The entries must be set down again word for word; no pictures belong in the copy.

═══ Records supplied

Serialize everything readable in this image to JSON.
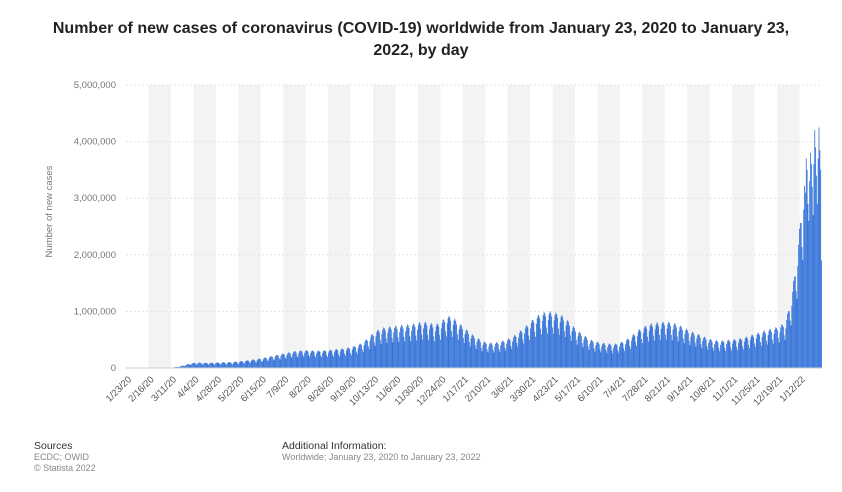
{
  "chart_data": {
    "type": "bar",
    "title": "Number of new cases of coronavirus (COVID-19) worldwide from January 23, 2020 to January 23, 2022, by day",
    "ylabel": "Number of new cases",
    "xlabel": "",
    "ylim": [
      0,
      5000000
    ],
    "yticks": [
      "0",
      "1,000,000",
      "2,000,000",
      "3,000,000",
      "4,000,000",
      "5,000,000"
    ],
    "ytick_values": [
      0,
      1000000,
      2000000,
      3000000,
      4000000,
      5000000
    ],
    "grid": true,
    "color": "#2f6fd8",
    "x_tick_labels": [
      "1/23/20",
      "2/16/20",
      "3/11/20",
      "4/4/20",
      "4/28/20",
      "5/22/20",
      "6/15/20",
      "7/9/20",
      "8/2/20",
      "8/26/20",
      "9/19/20",
      "10/13/20",
      "11/6/20",
      "11/30/20",
      "12/24/20",
      "1/17/21",
      "2/10/21",
      "3/6/21",
      "3/30/21",
      "4/23/21",
      "5/17/21",
      "6/10/21",
      "7/4/21",
      "7/28/21",
      "8/21/21",
      "9/14/21",
      "10/8/21",
      "11/1/21",
      "11/25/21",
      "12/19/21",
      "1/12/22"
    ],
    "start_date": "2020-01-23",
    "end_date": "2022-01-23",
    "series": [
      {
        "values_weekly_approx": [
          600,
          2000,
          3000,
          2500,
          2000,
          3000,
          1500,
          2500,
          10000,
          25000,
          50000,
          75000,
          80000,
          80000,
          78000,
          82000,
          85000,
          88000,
          92000,
          100000,
          110000,
          125000,
          135000,
          150000,
          170000,
          190000,
          210000,
          225000,
          250000,
          260000,
          270000,
          265000,
          260000,
          265000,
          270000,
          280000,
          290000,
          300000,
          320000,
          350000,
          400000,
          480000,
          560000,
          600000,
          620000,
          630000,
          640000,
          650000,
          660000,
          680000,
          700000,
          680000,
          650000,
          700000,
          790000,
          760000,
          680000,
          600000,
          520000,
          460000,
          400000,
          380000,
          380000,
          400000,
          430000,
          470000,
          540000,
          610000,
          700000,
          780000,
          830000,
          850000,
          840000,
          810000,
          750000,
          650000,
          560000,
          500000,
          430000,
          400000,
          380000,
          370000,
          360000,
          380000,
          420000,
          480000,
          560000,
          620000,
          660000,
          680000,
          690000,
          700000,
          680000,
          650000,
          600000,
          550000,
          520000,
          480000,
          440000,
          420000,
          410000,
          420000,
          430000,
          440000,
          460000,
          490000,
          520000,
          550000,
          580000,
          600000,
          630000,
          700000,
          1100000,
          1800000,
          2800000,
          3300000,
          3500000,
          3000000
        ]
      }
    ]
  },
  "footer": {
    "sources_title": "Sources",
    "sources_line1": "ECDC; OWID",
    "sources_line2": "© Statista 2022",
    "info_title": "Additional Information:",
    "info_text": "Worldwide; January 23, 2020 to January 23, 2022"
  }
}
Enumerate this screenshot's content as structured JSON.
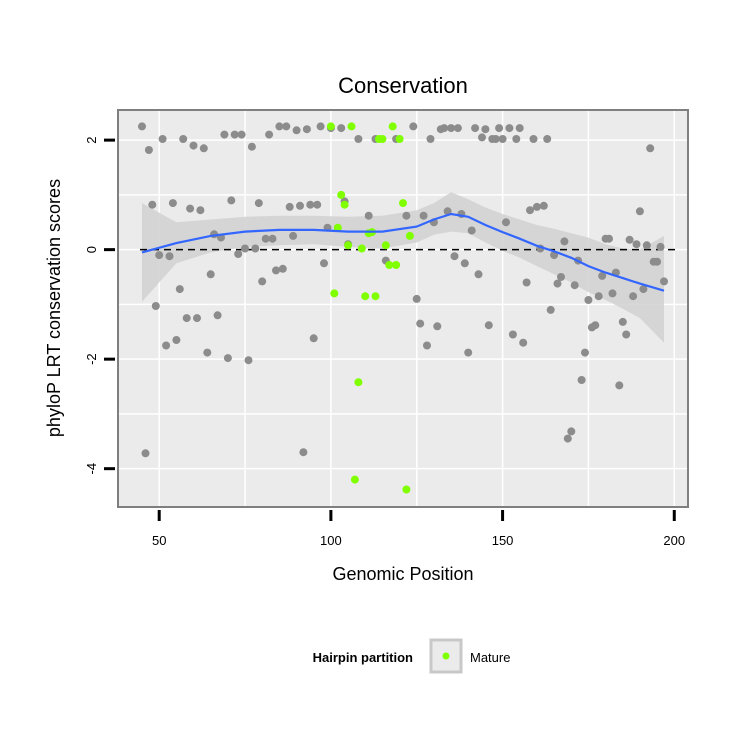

══════

## Response
Serialize everything readable in this image to JSON.
{
  "chart_data": {
    "type": "bar",
    "title": "Number of new cases of coronavirus (COVID-19) worldwide from January 23, 2020 to January 23, 2022, by day",
    "ylabel": "Number of new cases",
    "xlabel": "",
    "ylim": [
      0,
      5000000
    ],
    "yticks": [
      "0",
      "1,000,000",
      "2,000,000",
      "3,000,000",
      "4,000,000",
      "5,000,000"
    ],
    "ytick_values": [
      0,
      1000000,
      2000000,
      3000000,
      4000000,
      5000000
    ],
    "grid": true,
    "color": "#2f6fd8",
    "x_tick_labels": [
      "1/23/20",
      "2/16/20",
      "3/11/20",
      "4/4/20",
      "4/28/20",
      "5/22/20",
      "6/15/20",
      "7/9/20",
      "8/2/20",
      "8/26/20",
      "9/19/20",
      "10/13/20",
      "11/6/20",
      "11/30/20",
      "12/24/20",
      "1/17/21",
      "2/10/21",
      "3/6/21",
      "3/30/21",
      "4/23/21",
      "5/17/21",
      "6/10/21",
      "7/4/21",
      "7/28/21",
      "8/21/21",
      "9/14/21",
      "10/8/21",
      "11/1/21",
      "11/25/21",
      "12/19/21",
      "1/12/22"
    ],
    "start_date": "2020-01-23",
    "end_date": "2022-01-23",
    "series": [
      {
        "values_weekly_approx": [
          600,
          2000,
          3000,
          2500,
          2000,
          3000,
          1500,
          2500,
          10000,
          25000,
          50000,
          75000,
          80000,
          80000,
          78000,
          82000,
          85000,
          88000,
          92000,
          100000,
          110000,
          125000,
          135000,
          150000,
          170000,
          190000,
          210000,
          225000,
          250000,
          260000,
          270000,
          265000,
          260000,
          265000,
          270000,
          280000,
          290000,
          300000,
          320000,
          350000,
          400000,
          480000,
          560000,
          600000,
          620000,
          630000,
          640000,
          650000,
          660000,
          680000,
          700000,
          680000,
          650000,
          700000,
          790000,
          760000,
          680000,
          600000,
          520000,
          460000,
          400000,
          380000,
          380000,
          400000,
          430000,
          470000,
          540000,
          610000,
          700000,
          780000,
          830000,
          850000,
          840000,
          810000,
          750000,
          650000,
          560000,
          500000,
          430000,
          400000,
          380000,
          370000,
          360000,
          380000,
          420000,
          480000,
          560000,
          620000,
          660000,
          680000,
          690000,
          700000,
          680000,
          650000,
          600000,
          550000,
          520000,
          480000,
          440000,
          420000,
          410000,
          420000,
          430000,
          440000,
          460000,
          490000,
          520000,
          550000,
          580000,
          600000,
          630000,
          700000,
          1100000,
          1800000,
          2800000,
          3300000,
          3500000,
          3000000
        ]
      }
    ]
  },
  "footer": {
    "sources_title": "Sources",
    "sources_line1": "ECDC; OWID",
    "sources_line2": "© Statista 2022",
    "info_title": "Additional Information:",
    "info_text": "Worldwide; January 23, 2020 to January 23, 2022"
  }
}
Enumerate this screenshot's content as structured JSON.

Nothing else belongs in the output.